Teks Bacaan »
+--

Persamaan penelitian yang akan dilakukan dengan penelitian yang terdahulu adalah penggunaan variabel kematangan beragama. Adapun perbedaannya adalah penelitian ini menghubungkan antara kedua variabel yaitu kematangan beragama dengan peningkatan kualitas individu. Fokus kajian ini adalah peningkatan kualitas individu.

KERANGKA TEORI
Kematangan Beragama
Kematangan beragama dapat dipandang sebagai keberagamaan yang terbuka pada semua fakta, nila-nilai serta memberi arah pada kerangka hidup, baik secara teoretis maupun praktek dengan tetap berpegang teguh pada ajaran agama.
Allport (1953), selain memberikan definisi, juga menyertakan ciri-ciri individu yang memiliki kematangan beragama dalam pembahasannya, yaitu :
a. Kemampuan melakukan diferensiasi. Kemampuan melakukan diferensiasi dengan baik dimaksudkan sebagai individu dalam bersikap dan berperilaku terhadap agama secara objektif, kritis, reflektif, berpikir terbuka atau tidak  dogmatis, observatif, dan tidak fanatik secara terbuka. Individu sering mengalami konflik antara rasio dengan dogma agama. Individu yang memiliki kematangan beragama akan mampu mengharmoniskan keduanya melalui kemampuannya dalam berpikir objektif, melakukan observasi dan berani melakukan kritik terhadap apa yang dirasakannya. Individu yang memiliki kehidupan beragama yang terdiferensiasi, akan mampu menempatkan rasio sebagai salah satu bagian dari kehidupan beragamanya, (Allport, 1953).

+--

Rincian Tugas »
Apakah pernyataan 1., 2., dan 3. berikut sesuai dengan teks bacaan di atas? Jawab ya atau tidak untuk masing-masing, disertai kutipan persis dari teks yang menjadi penentunya.
1. Fokus kajian penelitian ini adalah kematangan beragama.
2. Penelitian ini dan penelitian terdahulu sama-sama menggunakan variabel kematangan beragama.
3. Menurut Allport, individu yang kehidupan beragamanya terdiferensiasi mampu menempatkan rasio sebagai salah satu bagian dari kehidupan beragamanya.

Data yang Diberikan »
+--

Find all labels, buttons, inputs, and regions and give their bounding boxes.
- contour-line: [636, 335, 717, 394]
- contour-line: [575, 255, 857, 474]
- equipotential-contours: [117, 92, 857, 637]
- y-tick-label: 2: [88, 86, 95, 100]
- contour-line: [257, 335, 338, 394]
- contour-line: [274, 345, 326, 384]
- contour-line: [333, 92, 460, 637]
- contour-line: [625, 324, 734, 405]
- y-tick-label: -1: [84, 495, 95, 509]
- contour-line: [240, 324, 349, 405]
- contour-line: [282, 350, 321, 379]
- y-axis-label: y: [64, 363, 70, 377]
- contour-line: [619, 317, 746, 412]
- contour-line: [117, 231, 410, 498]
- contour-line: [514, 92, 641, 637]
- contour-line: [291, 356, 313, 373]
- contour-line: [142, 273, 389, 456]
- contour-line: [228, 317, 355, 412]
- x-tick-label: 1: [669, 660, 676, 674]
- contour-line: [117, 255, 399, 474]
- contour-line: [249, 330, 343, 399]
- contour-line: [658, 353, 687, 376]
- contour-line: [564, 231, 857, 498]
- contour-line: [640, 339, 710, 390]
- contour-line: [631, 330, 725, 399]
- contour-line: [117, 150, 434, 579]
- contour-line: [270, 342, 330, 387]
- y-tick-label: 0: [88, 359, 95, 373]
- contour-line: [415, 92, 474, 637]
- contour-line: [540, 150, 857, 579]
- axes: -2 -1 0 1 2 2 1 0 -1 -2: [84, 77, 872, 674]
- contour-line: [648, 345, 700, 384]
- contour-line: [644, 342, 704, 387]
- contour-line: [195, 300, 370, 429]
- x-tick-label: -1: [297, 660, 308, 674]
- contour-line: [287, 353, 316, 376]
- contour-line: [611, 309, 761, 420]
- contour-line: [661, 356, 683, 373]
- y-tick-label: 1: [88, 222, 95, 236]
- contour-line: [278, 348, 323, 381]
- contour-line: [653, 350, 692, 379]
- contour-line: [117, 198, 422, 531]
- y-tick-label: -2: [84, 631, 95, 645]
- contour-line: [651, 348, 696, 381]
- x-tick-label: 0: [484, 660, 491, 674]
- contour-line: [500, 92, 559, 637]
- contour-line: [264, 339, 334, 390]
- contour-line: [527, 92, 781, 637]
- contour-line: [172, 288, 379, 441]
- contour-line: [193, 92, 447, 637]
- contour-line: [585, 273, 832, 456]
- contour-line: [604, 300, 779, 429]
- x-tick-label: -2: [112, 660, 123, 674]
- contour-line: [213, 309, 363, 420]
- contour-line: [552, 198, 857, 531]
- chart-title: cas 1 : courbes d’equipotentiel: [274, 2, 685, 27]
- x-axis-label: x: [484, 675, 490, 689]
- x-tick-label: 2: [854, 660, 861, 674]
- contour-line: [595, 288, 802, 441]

+--

Penyelesaian Soal »
1. Tidak: "Fokus kajian ini adalah peningkatan kualitas individu."
2. Ya: "Persamaan penelitian yang akan dilakukan dengan penelitian yang terdahulu adalah penggunaan variabel kematangan beragama."
3. Ya: "Individu yang memiliki kehidupan beragama yang terdiferensiasi, akan mampu menempatkan rasio sebagai salah satu bagian dari kehidupan beragamanya"